*What is required:*
Each entry that follows is to be retyped exactly. Pictures do not belong in the copy.

(Data listing)
------------------------------------------------------------------------

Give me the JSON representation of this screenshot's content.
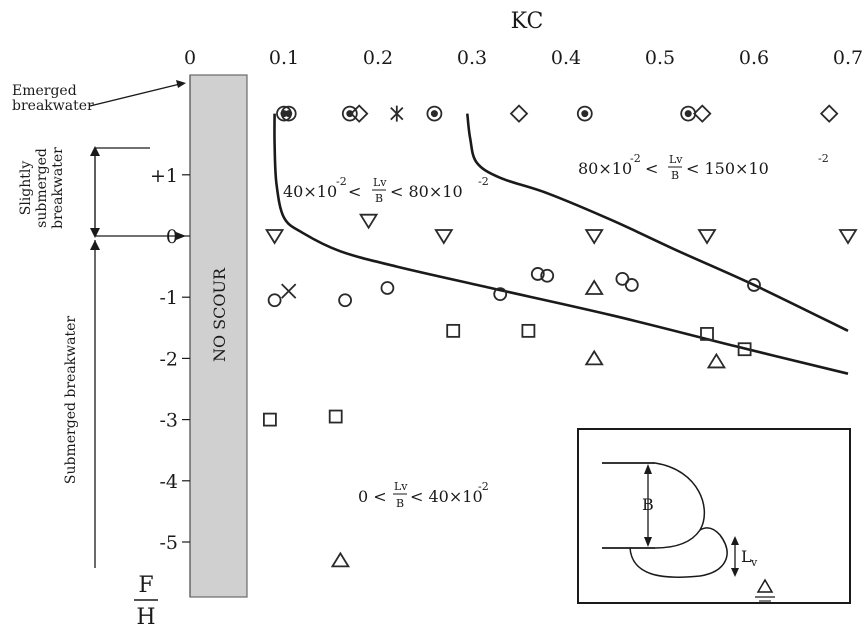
{
  "chart_data": {
    "type": "scatter",
    "title": "KC",
    "xlabel": "KC",
    "ylabel": "F/H",
    "ylabel_num": "F",
    "ylabel_den": "H",
    "xlim": [
      0,
      0.7
    ],
    "ylim": [
      -5.5,
      2.7
    ],
    "x_ticks": [
      "0",
      "0.1",
      "0.2",
      "0.3",
      "0.4",
      "0.5",
      "0.6",
      "0.7"
    ],
    "y_ticks": [
      "+1",
      "0",
      "-1",
      "-2",
      "-3",
      "-4",
      "-5"
    ],
    "no_scour_region": {
      "label": "NO SCOUR",
      "x_range": [
        0,
        0.06
      ]
    },
    "regions": [
      {
        "label_line1": "Emerged",
        "label_line2": "breakwater",
        "fh_value": 2.0
      },
      {
        "label_line1": "Slightly",
        "label_line2": "submerged",
        "label_line3": "breakwater",
        "fh_range": [
          0,
          1.4
        ]
      },
      {
        "label": "Submerged breakwater",
        "fh_range": [
          -5.3,
          0
        ]
      }
    ],
    "annotations": {
      "lower": {
        "left": "0 <",
        "frac_num": "Lv",
        "frac_den": "B",
        "right": "< 40×10",
        "exp": "-2"
      },
      "middle": {
        "left": "40×10",
        "left_exp": "-2",
        "lt1": " < ",
        "frac_num": "Lv",
        "frac_den": "B",
        "lt2": " < 80×10",
        "exp": "-2"
      },
      "upper": {
        "left": "80×10",
        "left_exp": "-2",
        "lt1": " < ",
        "frac_num": "Lv",
        "frac_den": "B",
        "lt2": " < 150×10",
        "exp": "-2"
      }
    },
    "curves": [
      {
        "name": "boundary-0.4",
        "points": [
          [
            0.09,
            2.0
          ],
          [
            0.09,
            1.5
          ],
          [
            0.092,
            0.85
          ],
          [
            0.1,
            0.3
          ],
          [
            0.12,
            0.05
          ],
          [
            0.16,
            -0.25
          ],
          [
            0.22,
            -0.5
          ],
          [
            0.32,
            -0.85
          ],
          [
            0.45,
            -1.3
          ],
          [
            0.58,
            -1.8
          ],
          [
            0.7,
            -2.25
          ]
        ]
      },
      {
        "name": "boundary-0.8",
        "points": [
          [
            0.295,
            2.0
          ],
          [
            0.298,
            1.6
          ],
          [
            0.305,
            1.2
          ],
          [
            0.33,
            0.95
          ],
          [
            0.38,
            0.7
          ],
          [
            0.45,
            0.25
          ],
          [
            0.52,
            -0.25
          ],
          [
            0.6,
            -0.8
          ],
          [
            0.7,
            -1.55
          ]
        ]
      }
    ],
    "series": [
      {
        "marker": "dot-circle",
        "points": [
          [
            0.1,
            2.0
          ],
          [
            0.105,
            2.0
          ],
          [
            0.17,
            2.0
          ],
          [
            0.26,
            2.0
          ],
          [
            0.42,
            2.0
          ],
          [
            0.53,
            2.0
          ]
        ]
      },
      {
        "marker": "diamond",
        "points": [
          [
            0.18,
            2.0
          ],
          [
            0.35,
            2.0
          ],
          [
            0.545,
            2.0
          ],
          [
            0.68,
            2.0
          ]
        ]
      },
      {
        "marker": "star",
        "points": [
          [
            0.22,
            2.0
          ]
        ]
      },
      {
        "marker": "triangle-down",
        "points": [
          [
            0.09,
            0.0
          ],
          [
            0.19,
            0.25
          ],
          [
            0.27,
            0.0
          ],
          [
            0.43,
            0.0
          ],
          [
            0.55,
            0.0
          ],
          [
            0.7,
            0.0
          ]
        ]
      },
      {
        "marker": "circle",
        "points": [
          [
            0.09,
            -1.05
          ],
          [
            0.165,
            -1.05
          ],
          [
            0.21,
            -0.85
          ],
          [
            0.33,
            -0.95
          ],
          [
            0.37,
            -0.62
          ],
          [
            0.38,
            -0.65
          ],
          [
            0.46,
            -0.7
          ],
          [
            0.47,
            -0.8
          ],
          [
            0.6,
            -0.8
          ]
        ]
      },
      {
        "marker": "cross",
        "points": [
          [
            0.105,
            -0.9
          ]
        ]
      },
      {
        "marker": "triangle-up",
        "points": [
          [
            0.43,
            -0.85
          ],
          [
            0.43,
            -2.0
          ],
          [
            0.56,
            -2.05
          ],
          [
            0.16,
            -5.3
          ]
        ]
      },
      {
        "marker": "square",
        "points": [
          [
            0.28,
            -1.55
          ],
          [
            0.36,
            -1.55
          ],
          [
            0.55,
            -1.6
          ],
          [
            0.59,
            -1.85
          ],
          [
            0.085,
            -3.0
          ],
          [
            0.155,
            -2.95
          ]
        ]
      }
    ]
  }
}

------------------------------------------------------------------------

*Solution:*
Give me the JSON representation of this screenshot's content.
{
  "chart_data": {
    "type": "scatter",
    "title": "KC",
    "xlabel": "KC",
    "ylabel": "F/H",
    "ylabel_num": "F",
    "ylabel_den": "H",
    "xlim": [
      0,
      0.7
    ],
    "ylim": [
      -5.5,
      2.7
    ],
    "x_ticks": [
      "0",
      "0.1",
      "0.2",
      "0.3",
      "0.4",
      "0.5",
      "0.6",
      "0.7"
    ],
    "y_ticks": [
      "+1",
      "0",
      "-1",
      "-2",
      "-3",
      "-4",
      "-5"
    ],
    "no_scour_region": {
      "label": "NO SCOUR",
      "x_range": [
        0,
        0.06
      ]
    },
    "regions": [
      {
        "label_line1": "Emerged",
        "label_line2": "breakwater",
        "fh_value": 2.0
      },
      {
        "label_line1": "Slightly",
        "label_line2": "submerged",
        "label_line3": "breakwater",
        "fh_range": [
          0,
          1.4
        ]
      },
      {
        "label": "Submerged breakwater",
        "fh_range": [
          -5.3,
          0
        ]
      }
    ],
    "annotations": {
      "lower": {
        "left": "0 <",
        "frac_num": "Lv",
        "frac_den": "B",
        "right": "< 40×10",
        "exp": "-2"
      },
      "middle": {
        "left": "40×10",
        "left_exp": "-2",
        "lt1": " < ",
        "frac_num": "Lv",
        "frac_den": "B",
        "lt2": " < 80×10",
        "exp": "-2"
      },
      "upper": {
        "left": "80×10",
        "left_exp": "-2",
        "lt1": " < ",
        "frac_num": "Lv",
        "frac_den": "B",
        "lt2": " < 150×10",
        "exp": "-2"
      }
    },
    "curves": [
      {
        "name": "boundary-0.4",
        "points": [
          [
            0.09,
            2.0
          ],
          [
            0.09,
            1.5
          ],
          [
            0.092,
            0.85
          ],
          [
            0.1,
            0.3
          ],
          [
            0.12,
            0.05
          ],
          [
            0.16,
            -0.25
          ],
          [
            0.22,
            -0.5
          ],
          [
            0.32,
            -0.85
          ],
          [
            0.45,
            -1.3
          ],
          [
            0.58,
            -1.8
          ],
          [
            0.7,
            -2.25
          ]
        ]
      },
      {
        "name": "boundary-0.8",
        "points": [
          [
            0.295,
            2.0
          ],
          [
            0.298,
            1.6
          ],
          [
            0.305,
            1.2
          ],
          [
            0.33,
            0.95
          ],
          [
            0.38,
            0.7
          ],
          [
            0.45,
            0.25
          ],
          [
            0.52,
            -0.25
          ],
          [
            0.6,
            -0.8
          ],
          [
            0.7,
            -1.55
          ]
        ]
      }
    ],
    "series": [
      {
        "marker": "dot-circle",
        "points": [
          [
            0.1,
            2.0
          ],
          [
            0.105,
            2.0
          ],
          [
            0.17,
            2.0
          ],
          [
            0.26,
            2.0
          ],
          [
            0.42,
            2.0
          ],
          [
            0.53,
            2.0
          ]
        ]
      },
      {
        "marker": "diamond",
        "points": [
          [
            0.18,
            2.0
          ],
          [
            0.35,
            2.0
          ],
          [
            0.545,
            2.0
          ],
          [
            0.68,
            2.0
          ]
        ]
      },
      {
        "marker": "star",
        "points": [
          [
            0.22,
            2.0
          ]
        ]
      },
      {
        "marker": "triangle-down",
        "points": [
          [
            0.09,
            0.0
          ],
          [
            0.19,
            0.25
          ],
          [
            0.27,
            0.0
          ],
          [
            0.43,
            0.0
          ],
          [
            0.55,
            0.0
          ],
          [
            0.7,
            0.0
          ]
        ]
      },
      {
        "marker": "circle",
        "points": [
          [
            0.09,
            -1.05
          ],
          [
            0.165,
            -1.05
          ],
          [
            0.21,
            -0.85
          ],
          [
            0.33,
            -0.95
          ],
          [
            0.37,
            -0.62
          ],
          [
            0.38,
            -0.65
          ],
          [
            0.46,
            -0.7
          ],
          [
            0.47,
            -0.8
          ],
          [
            0.6,
            -0.8
          ]
        ]
      },
      {
        "marker": "cross",
        "points": [
          [
            0.105,
            -0.9
          ]
        ]
      },
      {
        "marker": "triangle-up",
        "points": [
          [
            0.43,
            -0.85
          ],
          [
            0.43,
            -2.0
          ],
          [
            0.56,
            -2.05
          ],
          [
            0.16,
            -5.3
          ]
        ]
      },
      {
        "marker": "square",
        "points": [
          [
            0.28,
            -1.55
          ],
          [
            0.36,
            -1.55
          ],
          [
            0.55,
            -1.6
          ],
          [
            0.59,
            -1.85
          ],
          [
            0.085,
            -3.0
          ],
          [
            0.155,
            -2.95
          ]
        ]
      }
    ]
  }
}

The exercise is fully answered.